- Saved entries -
====

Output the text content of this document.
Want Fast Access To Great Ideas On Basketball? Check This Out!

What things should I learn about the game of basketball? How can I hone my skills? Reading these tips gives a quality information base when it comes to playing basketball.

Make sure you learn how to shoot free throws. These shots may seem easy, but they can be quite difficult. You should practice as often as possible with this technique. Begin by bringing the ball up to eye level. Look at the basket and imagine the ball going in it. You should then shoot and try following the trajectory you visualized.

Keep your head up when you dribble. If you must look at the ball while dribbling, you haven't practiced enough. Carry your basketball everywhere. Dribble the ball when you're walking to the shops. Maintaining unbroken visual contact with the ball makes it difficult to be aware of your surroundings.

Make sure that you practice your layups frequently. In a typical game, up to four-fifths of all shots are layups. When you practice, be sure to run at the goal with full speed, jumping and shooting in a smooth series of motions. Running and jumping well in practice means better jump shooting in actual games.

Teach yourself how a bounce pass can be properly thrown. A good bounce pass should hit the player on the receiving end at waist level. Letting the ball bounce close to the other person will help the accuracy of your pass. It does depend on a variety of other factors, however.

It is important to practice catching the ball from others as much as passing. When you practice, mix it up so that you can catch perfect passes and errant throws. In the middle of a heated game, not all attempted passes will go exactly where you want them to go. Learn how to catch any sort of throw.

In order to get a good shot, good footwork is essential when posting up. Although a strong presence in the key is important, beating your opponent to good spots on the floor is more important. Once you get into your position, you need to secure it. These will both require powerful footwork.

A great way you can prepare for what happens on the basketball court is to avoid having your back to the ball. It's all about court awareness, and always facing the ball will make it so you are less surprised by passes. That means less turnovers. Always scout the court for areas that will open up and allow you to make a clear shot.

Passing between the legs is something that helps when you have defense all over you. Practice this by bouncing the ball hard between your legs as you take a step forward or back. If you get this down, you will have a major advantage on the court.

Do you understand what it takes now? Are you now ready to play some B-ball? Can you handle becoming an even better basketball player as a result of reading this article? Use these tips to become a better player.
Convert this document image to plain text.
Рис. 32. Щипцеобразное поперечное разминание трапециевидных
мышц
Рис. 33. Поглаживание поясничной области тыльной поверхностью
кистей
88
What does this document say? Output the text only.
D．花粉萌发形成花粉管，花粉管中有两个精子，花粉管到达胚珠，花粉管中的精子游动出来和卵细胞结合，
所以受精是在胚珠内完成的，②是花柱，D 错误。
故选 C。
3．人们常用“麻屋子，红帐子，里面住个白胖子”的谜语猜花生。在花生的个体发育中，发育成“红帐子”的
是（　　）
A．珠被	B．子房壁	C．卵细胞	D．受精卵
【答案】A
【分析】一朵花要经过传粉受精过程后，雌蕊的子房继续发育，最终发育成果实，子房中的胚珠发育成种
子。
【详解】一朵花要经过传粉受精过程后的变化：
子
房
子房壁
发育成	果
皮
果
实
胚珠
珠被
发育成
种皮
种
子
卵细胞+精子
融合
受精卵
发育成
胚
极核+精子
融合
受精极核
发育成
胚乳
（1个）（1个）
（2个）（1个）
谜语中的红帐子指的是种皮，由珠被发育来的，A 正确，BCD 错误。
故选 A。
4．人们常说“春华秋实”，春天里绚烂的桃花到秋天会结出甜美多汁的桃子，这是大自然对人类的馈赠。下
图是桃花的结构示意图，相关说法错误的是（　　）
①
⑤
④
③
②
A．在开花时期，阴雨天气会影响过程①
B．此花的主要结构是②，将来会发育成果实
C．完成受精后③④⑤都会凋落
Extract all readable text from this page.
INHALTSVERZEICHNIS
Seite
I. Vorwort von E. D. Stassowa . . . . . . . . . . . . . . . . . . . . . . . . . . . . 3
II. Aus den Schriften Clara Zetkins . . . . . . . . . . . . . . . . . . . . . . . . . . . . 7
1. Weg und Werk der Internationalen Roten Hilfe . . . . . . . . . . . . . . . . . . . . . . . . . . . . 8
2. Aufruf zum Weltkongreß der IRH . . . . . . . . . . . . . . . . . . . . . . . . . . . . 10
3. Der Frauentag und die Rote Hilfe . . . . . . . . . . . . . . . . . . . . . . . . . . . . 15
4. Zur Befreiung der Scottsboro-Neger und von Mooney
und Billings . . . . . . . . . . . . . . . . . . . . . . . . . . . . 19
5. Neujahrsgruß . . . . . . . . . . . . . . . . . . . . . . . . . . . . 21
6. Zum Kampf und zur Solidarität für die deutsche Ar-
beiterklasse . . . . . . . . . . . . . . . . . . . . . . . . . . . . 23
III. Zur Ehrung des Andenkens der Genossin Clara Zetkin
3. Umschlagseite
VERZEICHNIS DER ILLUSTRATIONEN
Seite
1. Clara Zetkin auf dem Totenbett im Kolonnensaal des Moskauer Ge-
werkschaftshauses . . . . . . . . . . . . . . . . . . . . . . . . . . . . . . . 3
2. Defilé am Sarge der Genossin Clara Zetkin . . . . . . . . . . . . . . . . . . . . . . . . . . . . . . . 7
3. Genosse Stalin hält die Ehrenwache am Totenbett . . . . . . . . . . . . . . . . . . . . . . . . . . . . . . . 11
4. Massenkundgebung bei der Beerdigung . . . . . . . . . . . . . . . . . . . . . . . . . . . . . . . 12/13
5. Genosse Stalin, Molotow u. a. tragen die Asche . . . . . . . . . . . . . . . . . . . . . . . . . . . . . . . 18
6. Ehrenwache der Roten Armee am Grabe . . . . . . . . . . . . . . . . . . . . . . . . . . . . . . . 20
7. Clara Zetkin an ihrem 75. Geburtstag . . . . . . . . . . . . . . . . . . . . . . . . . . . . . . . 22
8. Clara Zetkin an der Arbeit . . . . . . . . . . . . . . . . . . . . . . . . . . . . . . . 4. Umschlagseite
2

====

- What needs to be done -
Extract all of the data above and output it character for character.

- The solution -
Output the text content of this document.
Want Fast Access To Great Ideas On Basketball? Check This Out!

What things should I learn about the game of basketball? How can I hone my skills? Reading these tips gives a quality information base when it comes to playing basketball.

Make sure you learn how to shoot free throws. These shots may seem easy, but they can be quite difficult. You should practice as often as possible with this technique. Begin by bringing the ball up to eye level. Look at the basket and imagine the ball going in it. You should then shoot and try following the trajectory you visualized.

Keep your head up when you dribble. If you must look at the ball while dribbling, you haven't practiced enough. Carry your basketball everywhere. Dribble the ball when you're walking to the shops. Maintaining unbroken visual contact with the ball makes it difficult to be aware of your surroundings.

Make sure that you practice your layups frequently. In a typical game, up to four-fifths of all shots are layups. When you practice, be sure to run at the goal with full speed, jumping and shooting in a smooth series of motions. Running and jumping well in practice means better jump shooting in actual games.

Teach yourself how a bounce pass can be properly thrown. A good bounce pass should hit the player on the receiving end at waist level. Letting the ball bounce close to the other person will help the accuracy of your pass. It does depend on a variety of other factors, however.

It is important to practice catching the ball from others as much as passing. When you practice, mix it up so that you can catch perfect passes and errant throws. In the middle of a heated game, not all attempted passes will go exactly where you want them to go. Learn how to catch any sort of throw.

In order to get a good shot, good footwork is essential when posting up. Although a strong presence in the key is important, beating your opponent to good spots on the floor is more important. Once you get into your position, you need to secure it. These will both require powerful footwork.

A great way you can prepare for what happens on the basketball court is to avoid having your back to the ball. It's all about court awareness, and always facing the ball will make it so you are less surprised by passes. That means less turnovers. Always scout the court for areas that will open up and allow you to make a clear shot.

Passing between the legs is something that helps when you have defense all over you. Practice this by bouncing the ball hard between your legs as you take a step forward or back. If you get this down, you will have a major advantage on the court.

Do you understand what it takes now? Are you now ready to play some B-ball? Can you handle becoming an even better basketball player as a result of reading this article? Use these tips to become a better player.
Convert this document image to plain text.
Рис. 32. Щипцеобразное поперечное разминание трапециевидных
мышц
Рис. 33. Поглаживание поясничной области тыльной поверхностью
кистей
88
What does this document say? Output the text only.
D．花粉萌发形成花粉管，花粉管中有两个精子，花粉管到达胚珠，花粉管中的精子游动出来和卵细胞结合，
所以受精是在胚珠内完成的，②是花柱，D 错误。
故选 C。
3．人们常用“麻屋子，红帐子，里面住个白胖子”的谜语猜花生。在花生的个体发育中，发育成“红帐子”的
是（　　）
A．珠被	B．子房壁	C．卵细胞	D．受精卵
【答案】A
【分析】一朵花要经过传粉受精过程后，雌蕊的子房继续发育，最终发育成果实，子房中的胚珠发育成种
子。
【详解】一朵花要经过传粉受精过程后的变化：
子
房
子房壁
发育成	果
皮
果
实
胚珠
珠被
发育成
种皮
种
子
卵细胞+精子
融合
受精卵
发育成
胚
极核+精子
融合
受精极核
发育成
胚乳
（1个）（1个）
（2个）（1个）
谜语中的红帐子指的是种皮，由珠被发育来的，A 正确，BCD 错误。
故选 A。
4．人们常说“春华秋实”，春天里绚烂的桃花到秋天会结出甜美多汁的桃子，这是大自然对人类的馈赠。下
图是桃花的结构示意图，相关说法错误的是（　　）
①
⑤
④
③
②
A．在开花时期，阴雨天气会影响过程①
B．此花的主要结构是②，将来会发育成果实
C．完成受精后③④⑤都会凋落
Extract all readable text from this page.
INHALTSVERZEICHNIS
Seite
I. Vorwort von E. D. Stassowa . . . . . . . . . . . . . . . . . . . . . . . . . . . . 3
II. Aus den Schriften Clara Zetkins . . . . . . . . . . . . . . . . . . . . . . . . . . . . 7
1. Weg und Werk der Internationalen Roten Hilfe . . . . . . . . . . . . . . . . . . . . . . . . . . . . 8
2. Aufruf zum Weltkongreß der IRH . . . . . . . . . . . . . . . . . . . . . . . . . . . . 10
3. Der Frauentag und die Rote Hilfe . . . . . . . . . . . . . . . . . . . . . . . . . . . . 15
4. Zur Befreiung der Scottsboro-Neger und von Mooney
und Billings . . . . . . . . . . . . . . . . . . . . . . . . . . . . 19
5. Neujahrsgruß . . . . . . . . . . . . . . . . . . . . . . . . . . . . 21
6. Zum Kampf und zur Solidarität für die deutsche Ar-
beiterklasse . . . . . . . . . . . . . . . . . . . . . . . . . . . . 23
III. Zur Ehrung des Andenkens der Genossin Clara Zetkin
3. Umschlagseite
VERZEICHNIS DER ILLUSTRATIONEN
Seite
1. Clara Zetkin auf dem Totenbett im Kolonnensaal des Moskauer Ge-
werkschaftshauses . . . . . . . . . . . . . . . . . . . . . . . . . . . . . . . 3
2. Defilé am Sarge der Genossin Clara Zetkin . . . . . . . . . . . . . . . . . . . . . . . . . . . . . . . 7
3. Genosse Stalin hält die Ehrenwache am Totenbett . . . . . . . . . . . . . . . . . . . . . . . . . . . . . . . 11
4. Massenkundgebung bei der Beerdigung . . . . . . . . . . . . . . . . . . . . . . . . . . . . . . . 12/13
5. Genosse Stalin, Molotow u. a. tragen die Asche . . . . . . . . . . . . . . . . . . . . . . . . . . . . . . . 18
6. Ehrenwache der Roten Armee am Grabe . . . . . . . . . . . . . . . . . . . . . . . . . . . . . . . 20
7. Clara Zetkin an ihrem 75. Geburtstag . . . . . . . . . . . . . . . . . . . . . . . . . . . . . . . 22
8. Clara Zetkin an der Arbeit . . . . . . . . . . . . . . . . . . . . . . . . . . . . . . . 4. Umschlagseite
2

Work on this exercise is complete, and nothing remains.